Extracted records
'''
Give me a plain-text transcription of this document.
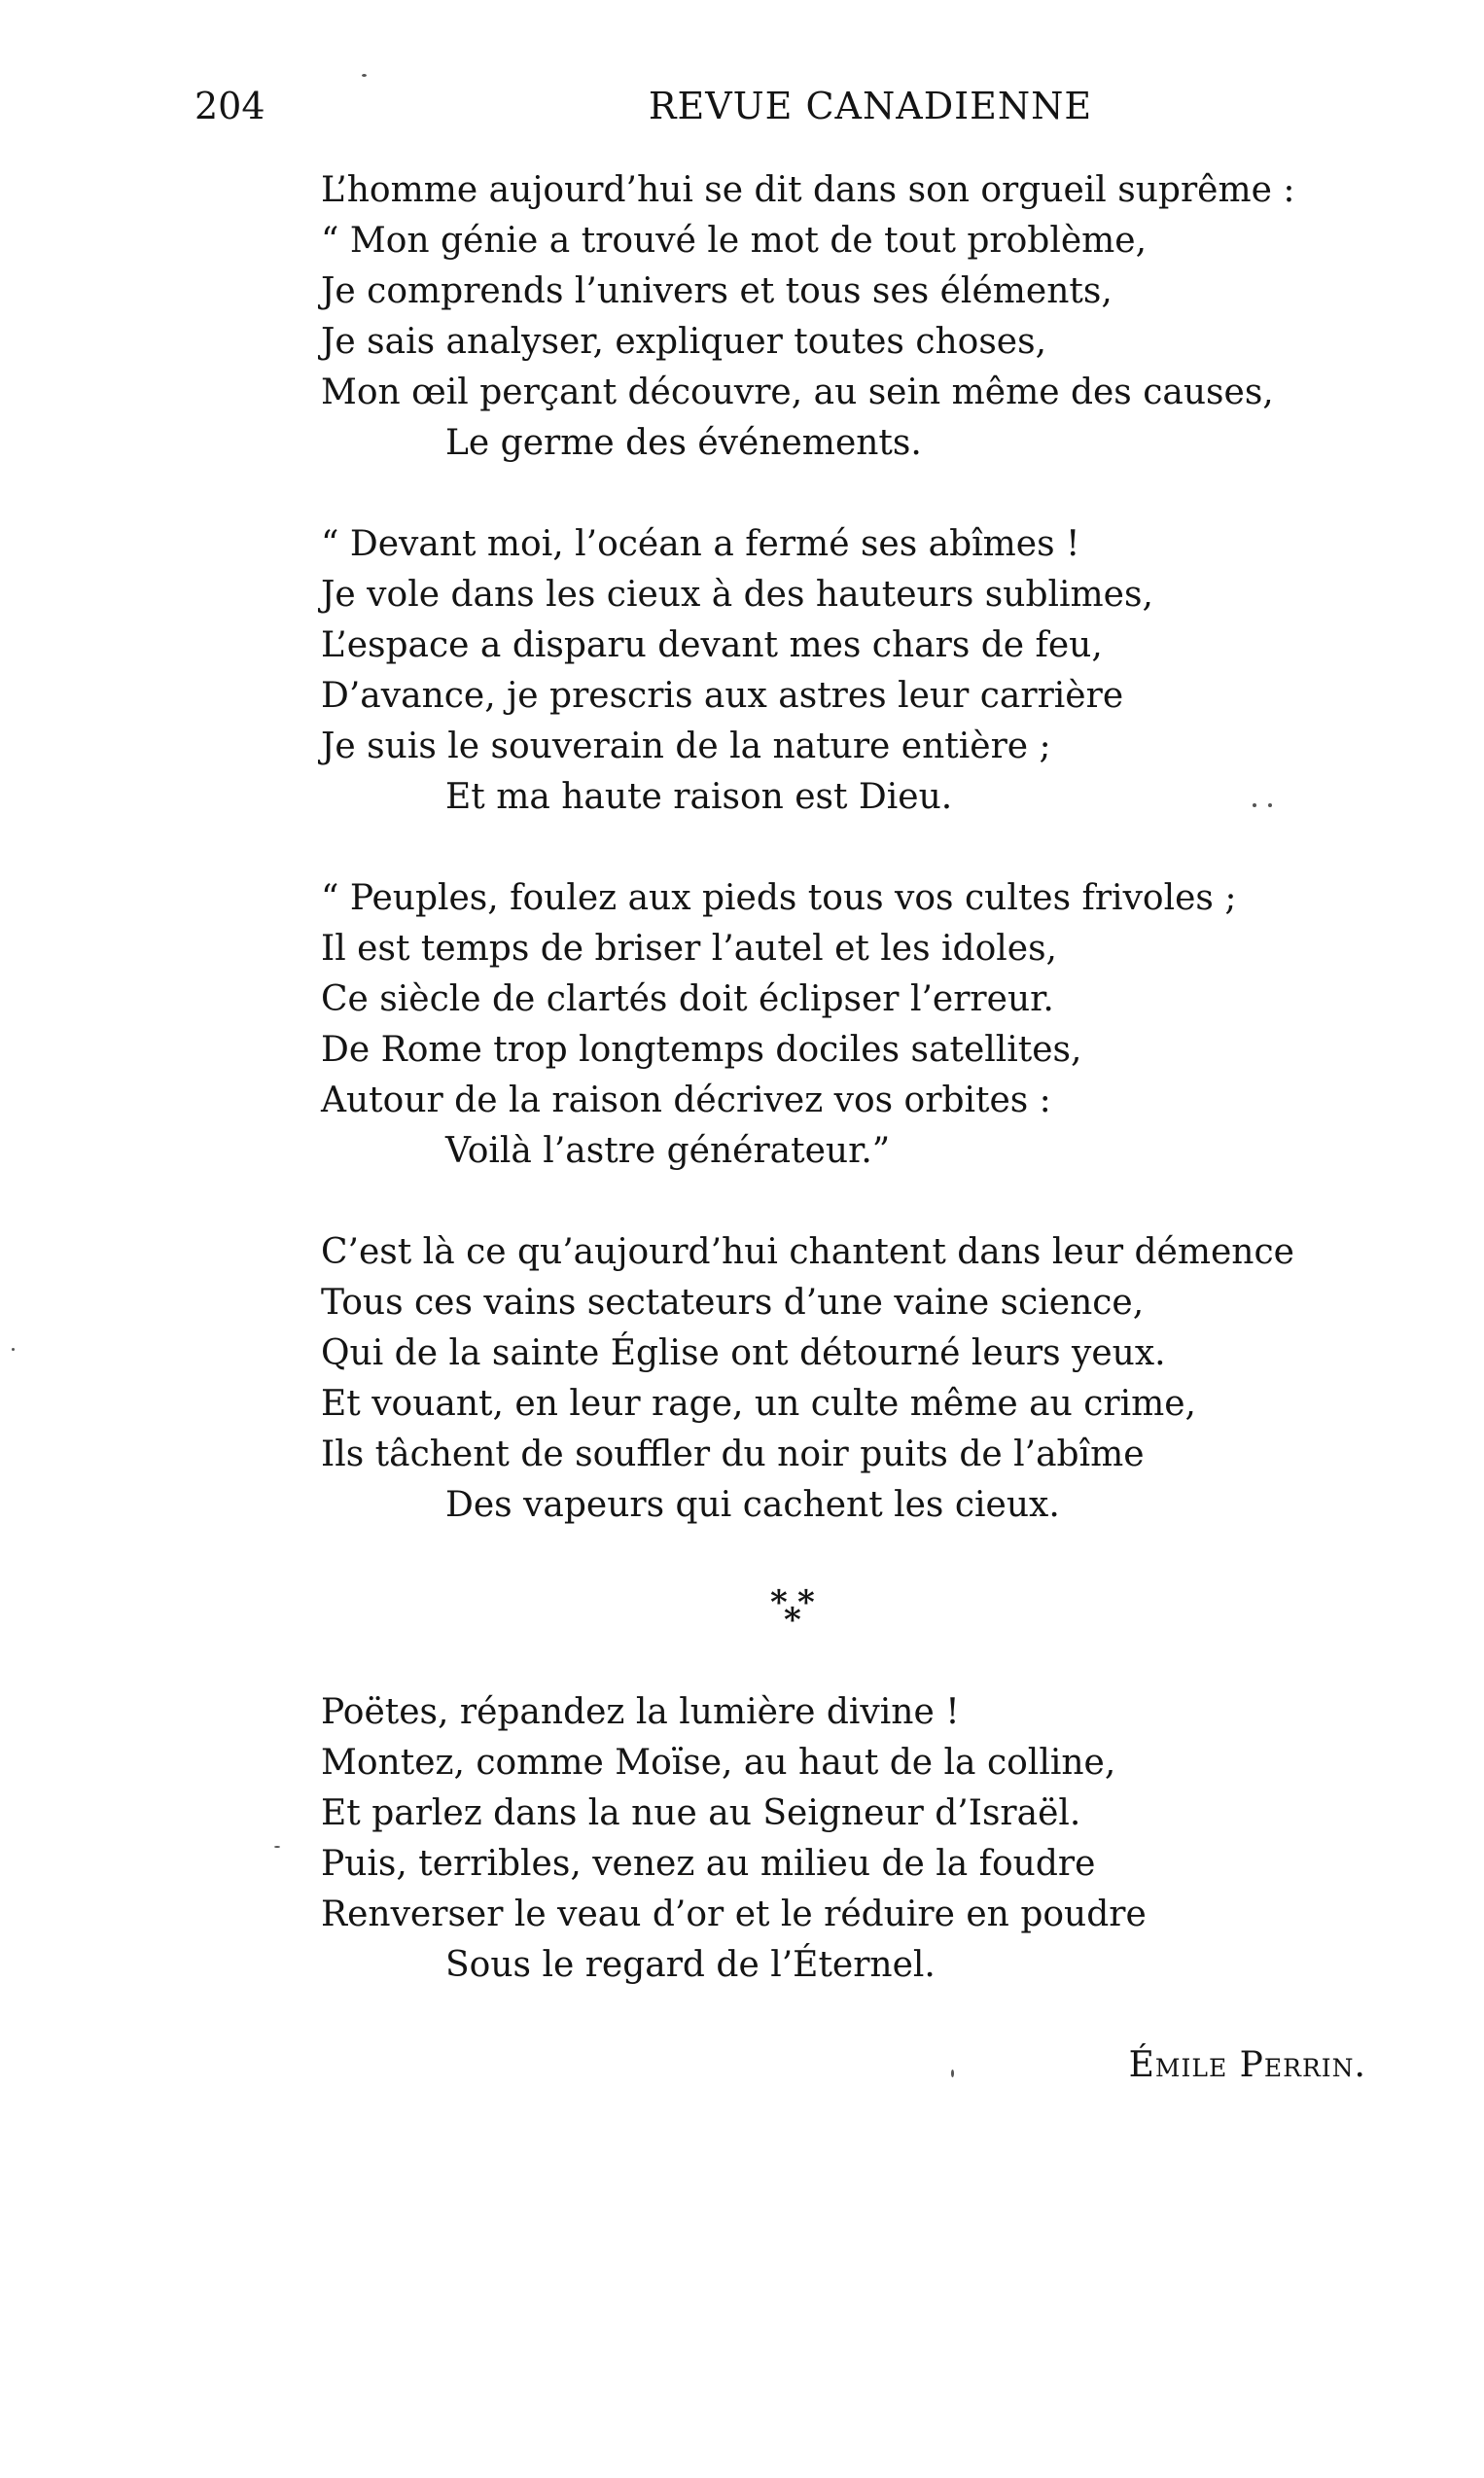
204	REVUE CANADIENNE
L’homme aujourd’hui se dit dans son orgueil suprême :
“ Mon génie a trouvé le mot de tout problème,
Je comprends l’univers et tous ses éléments,
Je sais analyser, expliquer toutes choses,
Mon œil perçant découvre, au sein même des causes,
Le germe des événements.
“ Devant moi, l’océan a fermé ses abîmes !
Je vole dans les cieux à des hauteurs sublimes,
L’espace a disparu devant mes chars de feu,
D’avance, je prescris aux astres leur carrière
Je suis le souverain de la nature entière ;
Et ma haute raison est Dieu.
“ Peuples, foulez aux pieds tous vos cultes frivoles ;
Il est temps de briser l’autel et les idoles,
Ce siècle de clartés doit éclipser l’erreur.
De Rome trop longtemps dociles satellites,
Autour de la raison décrivez vos orbites :
Voilà l’astre générateur.”
C’est là ce qu’aujourd’hui chantent dans leur démence
Tous ces vains sectateurs d’une vaine science,
Qui de la sainte Église ont détourné leurs yeux.
Et vouant, en leur rage, un culte même au crime,
Ils tâchent de souffler du noir puits de l’abîme
Des vapeurs qui cachent les cieux.
* *
*
Poëtes, répandez la lumière divine !
Montez, comme Moïse, au haut de la colline,
Et parlez dans la nue au Seigneur d’Israël.
Puis, terribles, venez au milieu de la foudre
Renverser le veau d’or et le réduire en poudre
Sous le regard de l’Éternel.
Émile Perrin.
'''
→ **DIRECTIONS FOR THIS TASK**: Working from the material above, state how many lines contain "aujourd"; give only the number.

→ **SOLVED EXERCISE**: 2